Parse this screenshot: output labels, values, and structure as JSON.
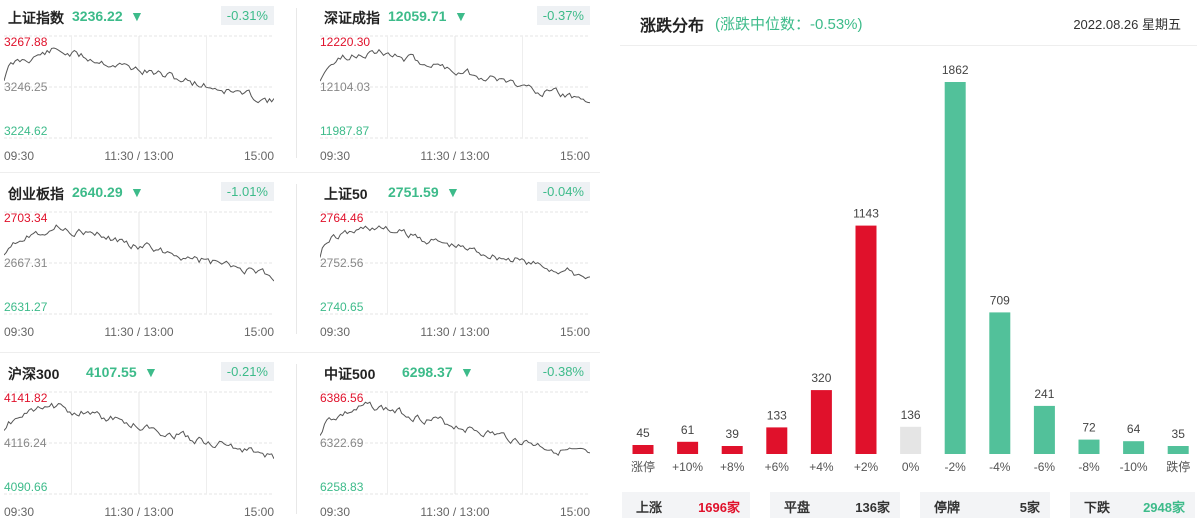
{
  "indices": [
    {
      "name": "上证指数",
      "value": "3236.22",
      "change": "-0.31%",
      "high": "3267.88",
      "mid": "3246.25",
      "low": "3224.62",
      "seed": 11
    },
    {
      "name": "深证成指",
      "value": "12059.71",
      "change": "-0.37%",
      "high": "12220.30",
      "mid": "12104.03",
      "low": "11987.87",
      "seed": 23
    },
    {
      "name": "创业板指",
      "value": "2640.29",
      "change": "-1.01%",
      "high": "2703.34",
      "mid": "2667.31",
      "low": "2631.27",
      "seed": 37
    },
    {
      "name": "上证50",
      "value": "2751.59",
      "change": "-0.04%",
      "high": "2764.46",
      "mid": "2752.56",
      "low": "2740.65",
      "seed": 41
    },
    {
      "name": "沪深300",
      "value": "4107.55",
      "change": "-0.21%",
      "high": "4141.82",
      "mid": "4116.24",
      "low": "4090.66",
      "seed": 53
    },
    {
      "name": "中证500",
      "value": "6298.37",
      "change": "-0.38%",
      "high": "6386.56",
      "mid": "6322.69",
      "low": "6258.83",
      "seed": 67
    }
  ],
  "time_axis": [
    "09:30",
    "11:30 / 13:00",
    "15:00"
  ],
  "distribution": {
    "title": "涨跌分布",
    "subtitle": "(涨跌中位数：-0.53%)",
    "date": "2022.08.26 星期五"
  },
  "chart_data": {
    "type": "bar",
    "title": "涨跌分布",
    "categories": [
      "涨停",
      "+10%",
      "+8%",
      "+6%",
      "+4%",
      "+2%",
      "0%",
      "-2%",
      "-4%",
      "-6%",
      "-8%",
      "-10%",
      "跌停"
    ],
    "values": [
      45,
      61,
      39,
      133,
      320,
      1143,
      136,
      1862,
      709,
      241,
      72,
      64,
      35
    ],
    "colors": [
      "#e0112b",
      "#e0112b",
      "#e0112b",
      "#e0112b",
      "#e0112b",
      "#e0112b",
      "#e5e5e5",
      "#52c19a",
      "#52c19a",
      "#52c19a",
      "#52c19a",
      "#52c19a",
      "#52c19a"
    ],
    "ylim": [
      0,
      1862
    ]
  },
  "summary": [
    {
      "label": "上涨",
      "value": "1696家",
      "color": "#e0112b"
    },
    {
      "label": "平盘",
      "value": "136家",
      "color": "#333333"
    },
    {
      "label": "停牌",
      "value": "5家",
      "color": "#333333"
    },
    {
      "label": "下跌",
      "value": "2948家",
      "color": "#3dbb8a"
    }
  ],
  "colors": {
    "up": "#e0112b",
    "down": "#3dbb8a",
    "flat": "#e5e5e5"
  }
}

Stated task → The required answer is a single number: the count of lines in the entries that hold the string "change".

The solution → 6